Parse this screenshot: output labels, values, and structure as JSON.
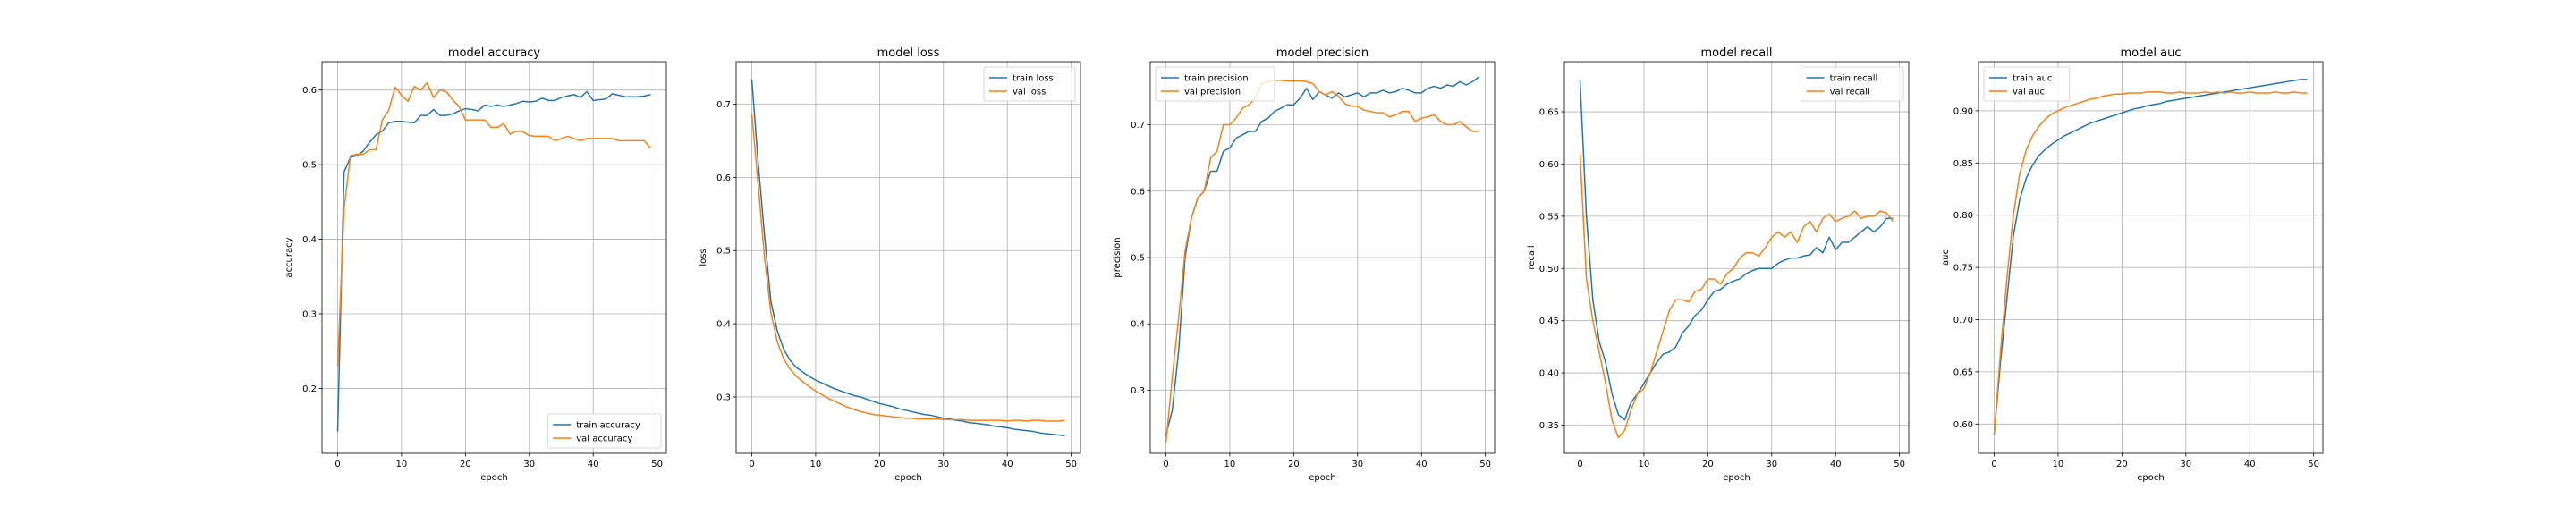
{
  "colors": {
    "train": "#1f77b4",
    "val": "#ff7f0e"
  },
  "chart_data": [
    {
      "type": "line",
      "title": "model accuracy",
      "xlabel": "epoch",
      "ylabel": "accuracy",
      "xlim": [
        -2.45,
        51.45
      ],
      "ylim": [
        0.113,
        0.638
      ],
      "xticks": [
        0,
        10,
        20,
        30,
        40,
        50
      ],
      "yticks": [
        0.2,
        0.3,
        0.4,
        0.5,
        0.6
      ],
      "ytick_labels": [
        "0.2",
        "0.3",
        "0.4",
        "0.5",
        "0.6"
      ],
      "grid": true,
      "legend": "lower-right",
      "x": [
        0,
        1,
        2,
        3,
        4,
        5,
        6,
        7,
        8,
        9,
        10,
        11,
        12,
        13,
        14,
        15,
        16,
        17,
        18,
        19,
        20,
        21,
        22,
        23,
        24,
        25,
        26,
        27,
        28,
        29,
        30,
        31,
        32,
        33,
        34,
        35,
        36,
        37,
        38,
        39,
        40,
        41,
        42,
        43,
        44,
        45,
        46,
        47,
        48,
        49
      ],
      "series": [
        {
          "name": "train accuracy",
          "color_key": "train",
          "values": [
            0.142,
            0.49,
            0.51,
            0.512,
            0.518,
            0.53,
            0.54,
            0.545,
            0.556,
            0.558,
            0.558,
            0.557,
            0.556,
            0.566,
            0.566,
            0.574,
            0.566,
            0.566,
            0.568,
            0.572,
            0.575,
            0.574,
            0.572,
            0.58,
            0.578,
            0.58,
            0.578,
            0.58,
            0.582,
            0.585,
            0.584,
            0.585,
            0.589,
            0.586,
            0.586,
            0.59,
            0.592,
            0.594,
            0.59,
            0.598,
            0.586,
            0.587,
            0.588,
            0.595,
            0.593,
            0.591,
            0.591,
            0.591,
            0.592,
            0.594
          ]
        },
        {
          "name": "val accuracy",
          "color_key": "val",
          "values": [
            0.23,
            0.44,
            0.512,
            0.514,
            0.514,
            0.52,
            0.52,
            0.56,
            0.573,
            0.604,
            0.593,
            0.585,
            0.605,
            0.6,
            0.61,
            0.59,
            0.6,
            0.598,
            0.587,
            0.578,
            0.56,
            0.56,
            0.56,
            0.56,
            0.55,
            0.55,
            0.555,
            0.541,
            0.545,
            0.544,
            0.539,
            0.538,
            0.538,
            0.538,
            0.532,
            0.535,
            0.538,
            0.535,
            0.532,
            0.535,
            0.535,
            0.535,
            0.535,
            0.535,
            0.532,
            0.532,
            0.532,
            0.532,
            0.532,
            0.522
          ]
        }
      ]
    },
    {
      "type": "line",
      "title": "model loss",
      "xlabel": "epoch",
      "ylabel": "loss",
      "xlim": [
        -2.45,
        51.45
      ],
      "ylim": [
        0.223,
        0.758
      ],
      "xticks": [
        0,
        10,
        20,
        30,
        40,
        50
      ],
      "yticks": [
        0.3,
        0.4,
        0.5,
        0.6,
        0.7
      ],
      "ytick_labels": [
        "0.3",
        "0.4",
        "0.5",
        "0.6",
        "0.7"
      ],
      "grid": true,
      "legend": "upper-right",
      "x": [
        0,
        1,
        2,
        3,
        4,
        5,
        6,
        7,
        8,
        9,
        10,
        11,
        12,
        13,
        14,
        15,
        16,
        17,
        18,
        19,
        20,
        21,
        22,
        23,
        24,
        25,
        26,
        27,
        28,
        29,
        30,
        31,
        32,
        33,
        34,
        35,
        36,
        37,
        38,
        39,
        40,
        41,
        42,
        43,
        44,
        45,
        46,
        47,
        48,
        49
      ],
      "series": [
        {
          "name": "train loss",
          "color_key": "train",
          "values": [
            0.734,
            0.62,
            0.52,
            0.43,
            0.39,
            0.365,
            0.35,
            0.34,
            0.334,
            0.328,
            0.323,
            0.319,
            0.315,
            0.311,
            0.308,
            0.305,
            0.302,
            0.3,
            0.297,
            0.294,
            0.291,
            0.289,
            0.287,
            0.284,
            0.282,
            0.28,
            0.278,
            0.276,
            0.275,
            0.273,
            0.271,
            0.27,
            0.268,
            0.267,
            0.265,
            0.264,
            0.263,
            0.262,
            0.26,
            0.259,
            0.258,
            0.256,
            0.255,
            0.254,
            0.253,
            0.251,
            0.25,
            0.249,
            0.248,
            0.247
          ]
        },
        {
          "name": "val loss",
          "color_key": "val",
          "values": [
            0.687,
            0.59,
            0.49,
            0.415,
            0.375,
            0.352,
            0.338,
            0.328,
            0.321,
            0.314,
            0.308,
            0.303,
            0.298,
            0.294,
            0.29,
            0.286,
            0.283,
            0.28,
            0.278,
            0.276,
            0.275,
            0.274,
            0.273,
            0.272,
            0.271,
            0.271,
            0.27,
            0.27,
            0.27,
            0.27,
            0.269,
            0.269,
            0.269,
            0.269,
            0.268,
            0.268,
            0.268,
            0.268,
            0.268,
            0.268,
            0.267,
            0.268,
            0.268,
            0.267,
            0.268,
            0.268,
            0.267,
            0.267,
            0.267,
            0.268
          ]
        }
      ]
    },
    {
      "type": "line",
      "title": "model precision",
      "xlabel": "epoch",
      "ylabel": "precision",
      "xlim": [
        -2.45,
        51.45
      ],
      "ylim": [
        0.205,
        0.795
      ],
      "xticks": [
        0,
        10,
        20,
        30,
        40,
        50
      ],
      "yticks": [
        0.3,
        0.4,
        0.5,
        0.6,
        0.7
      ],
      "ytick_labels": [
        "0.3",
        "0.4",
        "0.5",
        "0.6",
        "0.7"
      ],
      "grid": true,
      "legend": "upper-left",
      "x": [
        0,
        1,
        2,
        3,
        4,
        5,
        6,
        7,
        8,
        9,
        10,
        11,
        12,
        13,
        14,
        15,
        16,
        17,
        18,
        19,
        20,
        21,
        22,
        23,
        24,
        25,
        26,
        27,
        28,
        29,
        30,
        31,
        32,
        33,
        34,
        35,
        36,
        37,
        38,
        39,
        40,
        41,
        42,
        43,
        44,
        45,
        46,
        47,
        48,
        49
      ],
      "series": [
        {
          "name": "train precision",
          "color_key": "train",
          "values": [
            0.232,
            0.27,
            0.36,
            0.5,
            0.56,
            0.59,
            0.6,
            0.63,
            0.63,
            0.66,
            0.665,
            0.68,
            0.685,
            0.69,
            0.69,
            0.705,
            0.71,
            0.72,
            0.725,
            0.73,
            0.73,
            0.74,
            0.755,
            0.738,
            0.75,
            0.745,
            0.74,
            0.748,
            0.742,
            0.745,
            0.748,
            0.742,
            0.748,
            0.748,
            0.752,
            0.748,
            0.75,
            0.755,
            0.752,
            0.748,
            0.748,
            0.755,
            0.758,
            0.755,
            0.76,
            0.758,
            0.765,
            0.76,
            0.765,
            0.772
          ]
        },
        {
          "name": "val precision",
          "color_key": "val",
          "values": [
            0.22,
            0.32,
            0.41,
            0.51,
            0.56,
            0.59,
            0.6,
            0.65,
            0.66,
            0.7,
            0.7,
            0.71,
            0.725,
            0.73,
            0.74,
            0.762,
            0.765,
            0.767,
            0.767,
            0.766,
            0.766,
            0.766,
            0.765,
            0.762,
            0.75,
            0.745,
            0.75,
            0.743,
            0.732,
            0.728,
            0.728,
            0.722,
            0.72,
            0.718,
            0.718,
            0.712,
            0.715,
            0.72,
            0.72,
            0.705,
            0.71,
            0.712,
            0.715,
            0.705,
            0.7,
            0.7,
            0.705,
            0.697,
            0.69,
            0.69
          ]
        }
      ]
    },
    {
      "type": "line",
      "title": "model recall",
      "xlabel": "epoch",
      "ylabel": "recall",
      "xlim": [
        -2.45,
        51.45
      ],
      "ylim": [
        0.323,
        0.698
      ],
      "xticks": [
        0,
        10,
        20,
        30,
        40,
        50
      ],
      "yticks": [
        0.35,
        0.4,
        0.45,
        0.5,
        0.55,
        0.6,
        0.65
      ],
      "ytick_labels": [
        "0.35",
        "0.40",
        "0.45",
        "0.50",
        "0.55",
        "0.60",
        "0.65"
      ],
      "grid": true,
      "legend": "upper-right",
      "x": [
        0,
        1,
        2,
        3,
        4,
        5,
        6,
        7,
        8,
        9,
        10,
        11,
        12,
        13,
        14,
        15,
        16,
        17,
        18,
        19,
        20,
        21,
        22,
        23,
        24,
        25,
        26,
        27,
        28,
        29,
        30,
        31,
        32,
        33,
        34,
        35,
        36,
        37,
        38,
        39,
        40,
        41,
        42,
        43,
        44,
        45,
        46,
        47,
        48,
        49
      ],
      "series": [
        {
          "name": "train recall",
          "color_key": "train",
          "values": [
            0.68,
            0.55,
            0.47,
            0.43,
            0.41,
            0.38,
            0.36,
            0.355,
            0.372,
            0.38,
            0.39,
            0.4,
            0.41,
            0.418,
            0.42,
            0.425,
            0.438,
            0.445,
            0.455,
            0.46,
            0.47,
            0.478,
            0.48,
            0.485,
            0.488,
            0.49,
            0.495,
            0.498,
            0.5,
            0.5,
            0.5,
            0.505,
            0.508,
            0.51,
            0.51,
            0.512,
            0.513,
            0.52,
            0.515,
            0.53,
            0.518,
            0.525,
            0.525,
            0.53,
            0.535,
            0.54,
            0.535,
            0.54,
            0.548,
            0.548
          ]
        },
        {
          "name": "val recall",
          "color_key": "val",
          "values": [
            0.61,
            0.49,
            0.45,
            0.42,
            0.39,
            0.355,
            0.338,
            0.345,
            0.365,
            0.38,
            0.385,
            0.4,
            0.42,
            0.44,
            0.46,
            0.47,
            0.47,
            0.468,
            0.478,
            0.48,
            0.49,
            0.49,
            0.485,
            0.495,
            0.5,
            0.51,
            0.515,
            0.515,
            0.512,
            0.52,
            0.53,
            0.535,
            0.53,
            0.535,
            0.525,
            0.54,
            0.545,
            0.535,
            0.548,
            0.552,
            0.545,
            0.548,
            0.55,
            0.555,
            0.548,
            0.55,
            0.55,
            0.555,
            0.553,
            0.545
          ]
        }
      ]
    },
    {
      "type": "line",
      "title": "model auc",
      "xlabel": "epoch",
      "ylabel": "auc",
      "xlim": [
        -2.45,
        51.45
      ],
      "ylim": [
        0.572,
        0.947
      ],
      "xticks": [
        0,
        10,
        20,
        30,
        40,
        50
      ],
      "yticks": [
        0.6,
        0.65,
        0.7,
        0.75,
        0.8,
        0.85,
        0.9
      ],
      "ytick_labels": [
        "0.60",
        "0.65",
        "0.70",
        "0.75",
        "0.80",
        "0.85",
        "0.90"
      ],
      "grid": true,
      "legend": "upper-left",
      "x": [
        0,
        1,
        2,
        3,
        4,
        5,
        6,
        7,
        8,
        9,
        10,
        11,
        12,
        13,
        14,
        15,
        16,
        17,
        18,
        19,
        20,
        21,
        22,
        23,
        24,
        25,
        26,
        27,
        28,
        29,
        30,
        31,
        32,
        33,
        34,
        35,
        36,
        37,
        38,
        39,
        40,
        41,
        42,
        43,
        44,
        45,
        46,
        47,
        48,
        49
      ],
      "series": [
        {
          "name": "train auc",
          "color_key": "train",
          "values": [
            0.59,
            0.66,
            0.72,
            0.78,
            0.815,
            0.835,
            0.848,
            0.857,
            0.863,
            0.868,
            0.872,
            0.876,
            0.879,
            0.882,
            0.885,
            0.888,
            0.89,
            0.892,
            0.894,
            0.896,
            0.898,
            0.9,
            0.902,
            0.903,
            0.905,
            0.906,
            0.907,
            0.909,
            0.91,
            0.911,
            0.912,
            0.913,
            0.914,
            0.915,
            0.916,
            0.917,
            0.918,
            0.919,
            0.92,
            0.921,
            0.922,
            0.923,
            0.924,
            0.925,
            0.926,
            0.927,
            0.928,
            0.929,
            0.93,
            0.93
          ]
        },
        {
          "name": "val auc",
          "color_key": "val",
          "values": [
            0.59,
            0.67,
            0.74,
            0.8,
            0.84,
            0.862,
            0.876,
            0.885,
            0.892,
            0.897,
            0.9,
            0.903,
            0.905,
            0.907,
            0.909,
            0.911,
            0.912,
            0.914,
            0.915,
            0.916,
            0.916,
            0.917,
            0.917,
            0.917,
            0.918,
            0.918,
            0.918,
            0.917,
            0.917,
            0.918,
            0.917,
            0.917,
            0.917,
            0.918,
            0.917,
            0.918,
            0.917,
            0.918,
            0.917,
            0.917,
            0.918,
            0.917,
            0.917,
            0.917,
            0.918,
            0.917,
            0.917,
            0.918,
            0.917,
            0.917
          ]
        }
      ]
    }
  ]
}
_ _ _ _ _
### YOUR INSTRUCTIONS:
Copy each line of the entries that includes the word "name".

### RESPONSE FOR THIS EXERCISE:
          "name": "train accuracy",
          "name": "val accuracy",
          "name": "train loss",
          "name": "val loss",
          "name": "train precision",
          "name": "val precision",
          "name": "train recall",
          "name": "val recall",
          "name": "train auc",
          "name": "val auc",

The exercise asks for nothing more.